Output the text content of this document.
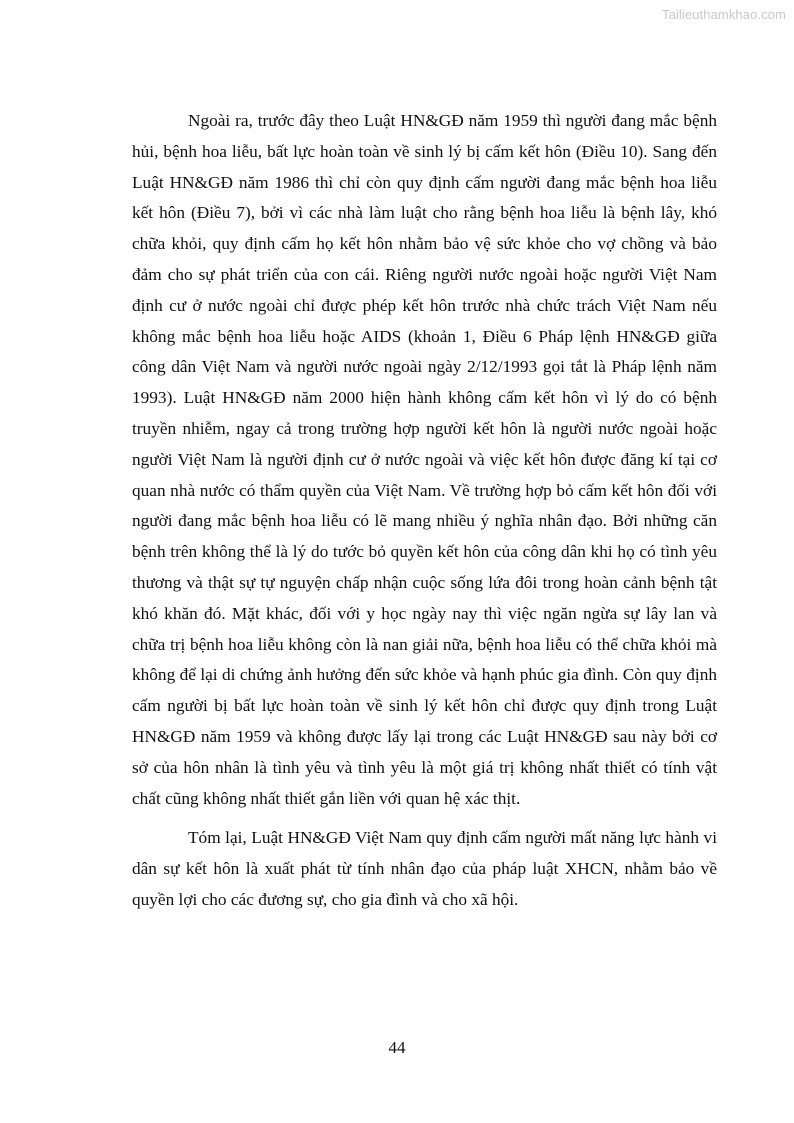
Tailieuthamkhao.com

Ngoài ra, trước đây theo Luật HN&GĐ năm 1959 thì người đang mắc bệnh hủi, bệnh hoa liễu, bất lực hoàn toàn về sinh lý bị cấm kết hôn (Điều 10). Sang đến Luật HN&GĐ năm 1986 thì chỉ còn quy định cấm người đang mắc bệnh hoa liễu kết hôn (Điều 7), bởi vì các nhà làm luật cho rằng bệnh hoa liễu là bệnh lây, khó chữa khỏi, quy định cấm họ kết hôn nhằm bảo vệ sức khỏe cho vợ chồng và bảo đảm cho sự phát triển của con cái. Riêng người nước ngoài hoặc người Việt Nam định cư ở nước ngoài chỉ được phép kết hôn trước nhà chức trách Việt Nam nếu không mắc bệnh hoa liễu hoặc AIDS (khoản 1, Điều 6 Pháp lệnh HN&GĐ giữa công dân Việt Nam và người nước ngoài ngày 2/12/1993 gọi tắt là Pháp lệnh năm 1993). Luật HN&GĐ năm 2000 hiện hành không cấm kết hôn vì lý do có bệnh truyền nhiễm, ngay cả trong trường hợp người kết hôn là người nước ngoài hoặc người Việt Nam là người định cư ở nước ngoài và việc kết hôn được đăng kí tại cơ quan nhà nước có thẩm quyền của Việt Nam. Về trường hợp bỏ cấm kết hôn đối với người đang mắc bệnh hoa liễu có lẽ mang nhiều ý nghĩa nhân đạo. Bởi những căn bệnh trên không thể là lý do tước bỏ quyền kết hôn của công dân khi họ có tình yêu thương và thật sự tự nguyện chấp nhận cuộc sống lứa đôi trong hoàn cảnh bệnh tật khó khăn đó. Mặt khác, đối với y học ngày nay thì việc ngăn ngừa sự lây lan và chữa trị bệnh hoa liễu không còn là nan giải nữa, bệnh hoa liễu có thể chữa khỏi mà không để lại di chứng ảnh hưởng đến sức khỏe và hạnh phúc gia đình. Còn quy định cấm người bị bất lực hoàn toàn về sinh lý kết hôn chỉ được quy định trong Luật HN&GĐ năm 1959 và không được lấy lại trong các Luật HN&GĐ sau này bởi cơ sở của hôn nhân là tình yêu và tình yêu là một giá trị không nhất thiết có tính vật chất cũng không nhất thiết gắn liền với quan hệ xác thịt.

Tóm lại, Luật HN&GĐ Việt Nam quy định cấm người mất năng lực hành vi dân sự kết hôn là xuất phát từ tính nhân đạo của pháp luật XHCN, nhằm bảo về quyền lợi cho các đương sự, cho gia đình và cho xã hội.

44
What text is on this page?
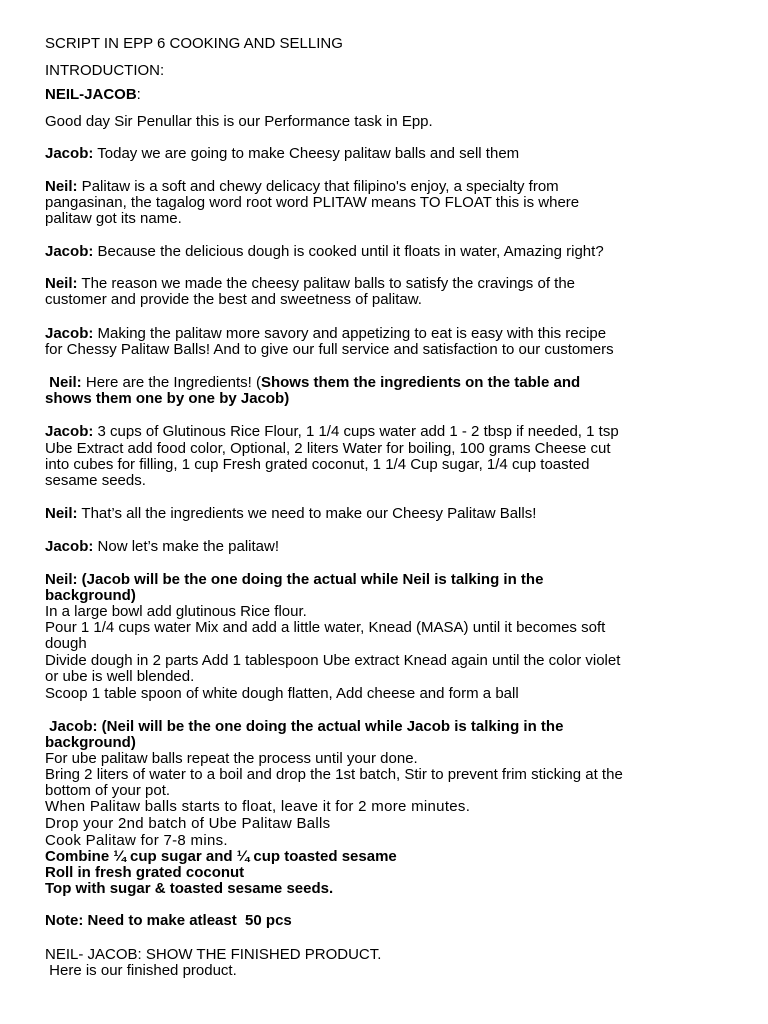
SCRIPT IN EPP 6 COOKING AND SELLING

INTRODUCTION:

NEIL-JACOB:

Good day Sir Penullar this is our Performance task in Epp.

Jacob: Today we are going to make Cheesy palitaw balls and sell them

Neil: Palitaw is a soft and chewy delicacy that filipino's enjoy, a specialty from

pangasinan, the tagalog word root word PLITAW means TO FLOAT this is where

palitaw got its name.

Jacob: Because the delicious dough is cooked until it floats in water, Amazing right?

Neil: The reason we made the cheesy palitaw balls to satisfy the cravings of the

customer and provide the best and sweetness of palitaw.

Jacob: Making the palitaw more savory and appetizing to eat is easy with this recipe

for Chessy Palitaw Balls! And to give our full service and satisfaction to our customers

Neil: Here are the Ingredients! (Shows them the ingredients on the table and

shows them one by one by Jacob)

Jacob: 3 cups of Glutinous Rice Flour, 1 1/4 cups water add 1 - 2 tbsp if needed, 1 tsp

Ube Extract add food color, Optional, 2 liters Water for boiling, 100 grams Cheese cut

into cubes for filling, 1 cup Fresh grated coconut, 1 1/4 Cup sugar, 1/4 cup toasted

sesame seeds.

Neil: That’s all the ingredients we need to make our Cheesy Palitaw Balls!

Jacob: Now let’s make the palitaw!

Neil: (Jacob will be the one doing the actual while Neil is talking in the

background)

In a large bowl add glutinous Rice flour.

Pour 1 1/4 cups water Mix and add a little water, Knead (MASA) until it becomes soft

dough

Divide dough in 2 parts Add 1 tablespoon Ube extract Knead again until the color violet

or ube is well blended.

Scoop 1 table spoon of white dough flatten, Add cheese and form a ball

Jacob: (Neil will be the one doing the actual while Jacob is talking in the

background)

For ube palitaw balls repeat the process until your done.

Bring 2 liters of water to a boil and drop the 1st batch, Stir to prevent frim sticking at the

bottom of your pot.

When Palitaw balls starts to float, leave it for 2 more minutes.

Drop your 2nd batch of Ube Palitaw Balls

Cook Palitaw for 7-8 mins.

Combine ¼ cup sugar and ¼ cup toasted sesame

Roll in fresh grated coconut

Top with sugar & toasted sesame seeds.

Note: Need to make atleast  50 pcs

NEIL- JACOB: SHOW THE FINISHED PRODUCT.

Here is our finished product.
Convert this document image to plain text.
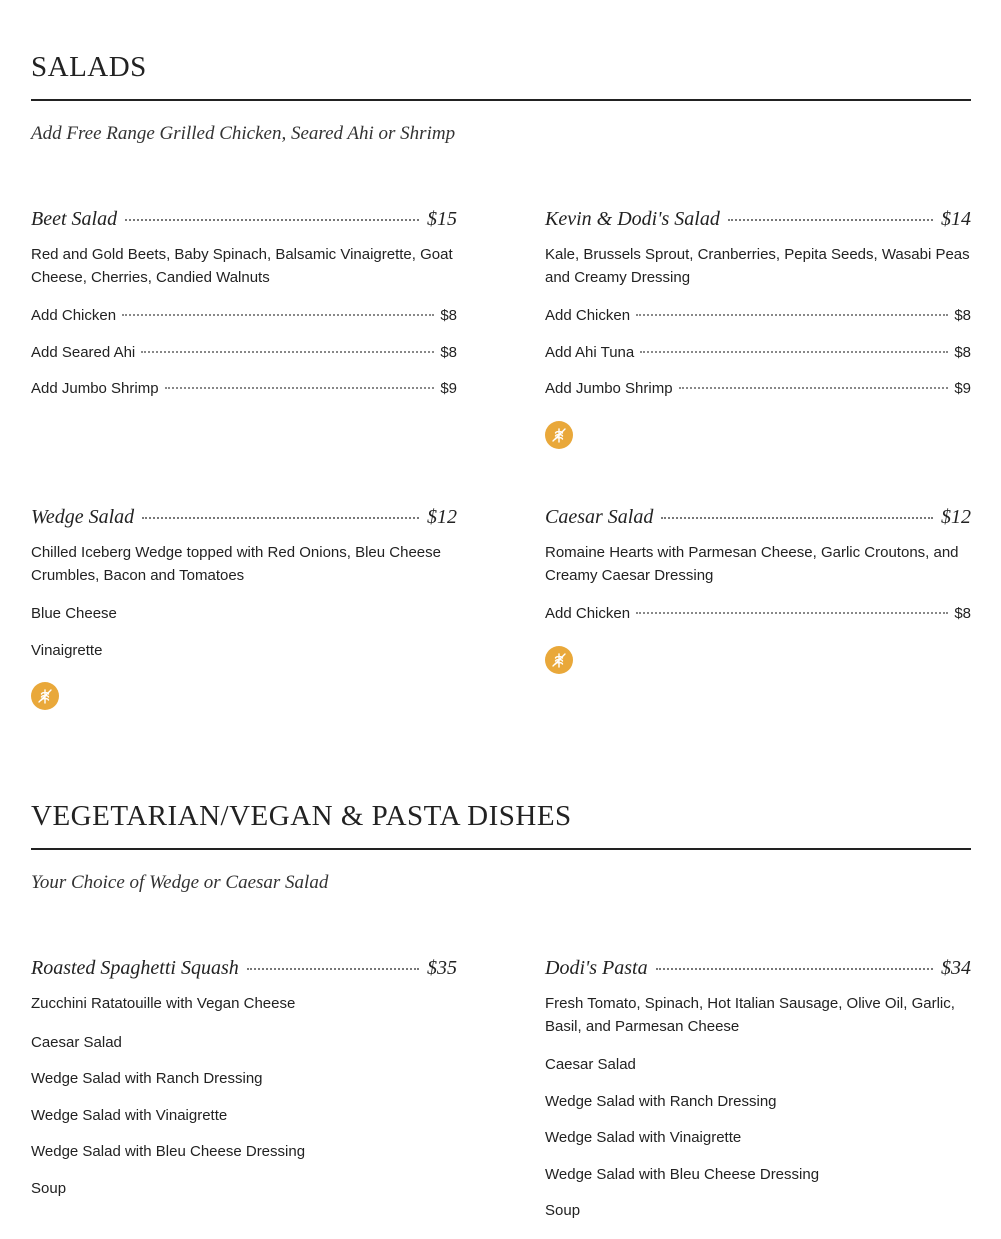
SALADS
Add Free Range Grilled Chicken, Seared Ahi or Shrimp
Beet Salad	$15
Red and Gold Beets, Baby Spinach, Balsamic Vinaigrette, Goat Cheese, Cherries, Candied Walnuts
Add Chicken	$8
Add Seared Ahi	$8
Add Jumbo Shrimp	$9
Kevin & Dodi's Salad	$14
Kale, Brussels Sprout, Cranberries, Pepita Seeds, Wasabi Peas and Creamy Dressing
Add Chicken	$8
Add Ahi Tuna	$8
Add Jumbo Shrimp	$9
Wedge Salad	$12
Chilled Iceberg Wedge topped with Red Onions, Bleu Cheese Crumbles, Bacon and Tomatoes
Blue Cheese
Vinaigrette
Caesar Salad	$12
Romaine Hearts with Parmesan Cheese, Garlic Croutons, and Creamy Caesar Dressing
Add Chicken	$8
VEGETARIAN/VEGAN & PASTA DISHES
Your Choice of Wedge or Caesar Salad
Roasted Spaghetti Squash	$35
Zucchini Ratatouille with Vegan Cheese
Caesar Salad
Wedge Salad with Ranch Dressing
Wedge Salad with Vinaigrette
Wedge Salad with Bleu Cheese Dressing
Soup
Dodi's Pasta	$34
Fresh Tomato, Spinach, Hot Italian Sausage, Olive Oil, Garlic, Basil, and Parmesan Cheese
Caesar Salad
Wedge Salad with Ranch Dressing
Wedge Salad with Vinaigrette
Wedge Salad with Bleu Cheese Dressing
Soup
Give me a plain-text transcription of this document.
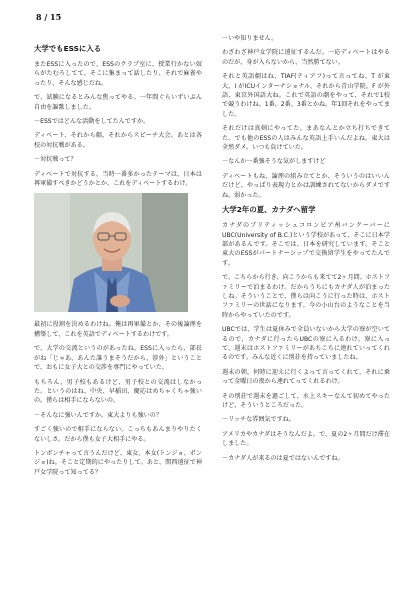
8 / 15
大学でもESSに入る

またESSに入ったので、ESSのクラブ室に、授業行かない奴らがたむろしてて、そこに集まって話したり、それで麻雀やったり、そんな感じだね。

で、試験になるとみんな焦ってやる。一年間ぐらいずいぶん自由を謳歌しました。

－ESSではどんな活動をしてたんですか。

ディベート、それから劇、それからスピーチ大会。あとは各校の対抗戦がある。

－対抗戦って？

ディベートで対抗する。当時一番多かったテーマは、日本は再軍備すべきかどうかとか、これをディベートするわけ。

最初に役割を決めるわけね。俺は再軍備とか、その後論理を構築して、これを英語でディベートするわけです。

で、大学の交流というのがあったね。ESSに入ったら、部長がね「じゃあ、あんた誰うまそうだから、渉外」ということで、おもに女子大との交渉を専門にやっていた。

もちろん、男子校もあるけど、男子校との交流はしなかった。というのはね、中央、早稲田、慶応はめちゃくちゃ強いの。僕らは相手にならないの。

－そんなに強いんですか。東大よりも強いの？

すごく強いので相手にならない。こっちもあんまりやりたくないしさ。だから僕も女子大相手にやる。

トンボンチャって言うんだけど、東女、本女(トンジョ、ポンジョ)ね。そこと定期的にやったりして。あと、関西遠征で神戸女学院って知ってる？

－いや知りません。

わざわざ神戸女学院に遠征するんだ。一応ディベートはやるのだが、身が入らないから、当然勝てない。

それと英語劇はね、TIAF(ティアフ)って言ってね、T が東大、I がICUインターナショナル、それから青山学院。F が外語、東京外国語大ね。これで英語の劇をやって、それで1校で競うわけね。1番、2番、3番とかね。年1回それをやってました。

それだけは真剣にやってた。まあなんとか立ち打ちできてた。でも他のESSの人はみんな英語上手いんだよね。東大は全然ダメ。いつも負けていた。

－なんか一番強そうな気がしますけど

ディベートもね、論理の組み立てとか、そういうのはいいんだけど、やっぱり表現力とかは訓練されてないからダメですね。弱かった。

大学2年の夏、カナダへ留学

カナダのブリティッシュコロンビア州バンクーバーにUBC(University of B.C.)という学校があって、そこに日本学部があるんです。そこでは、日本を研究しています。そこと東大のESSがパートナーシップで交換留学生をやってたんです。

で、こちらから行き、向こうからも来てて2ヶ月間、ホストファミリーで泊まるわけ。だからうちにもカナダ人が泊まったしね。そういうことで、僕らは向こうに行った時は、ホストファミリーの世話になります。今の小山台のようなことを当時からやっていたのです。

UBCでは、学生は夏休みで全員いないから大学の寮が空いてるので、カナダに行ったらUBCの寮に入るわけ。寮に入って、週末はホストファミリーがあちこちに連れていってくれるのです。みんな近くに別荘を持っていましたね。

週末の朝、何時に迎えに行くよって言ってくれて、それに乗って金曜日の夜から連れてってくれるわけ。

その別荘で週末を過ごして、水上スキーなんて初めてやったけど、そういうところだった。

－リッチな雰囲気ですね。

アメリカやカナダはそうなんだよ。で、夏の2ヶ月間だけ滞在しました。

－カナダ人が来るのは夏ではないんですね。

_TASK GOAL_
Among the entries above, how many lines include the word "ingredients"? Reply with the number only.

_SOLVED EXERCISE_
2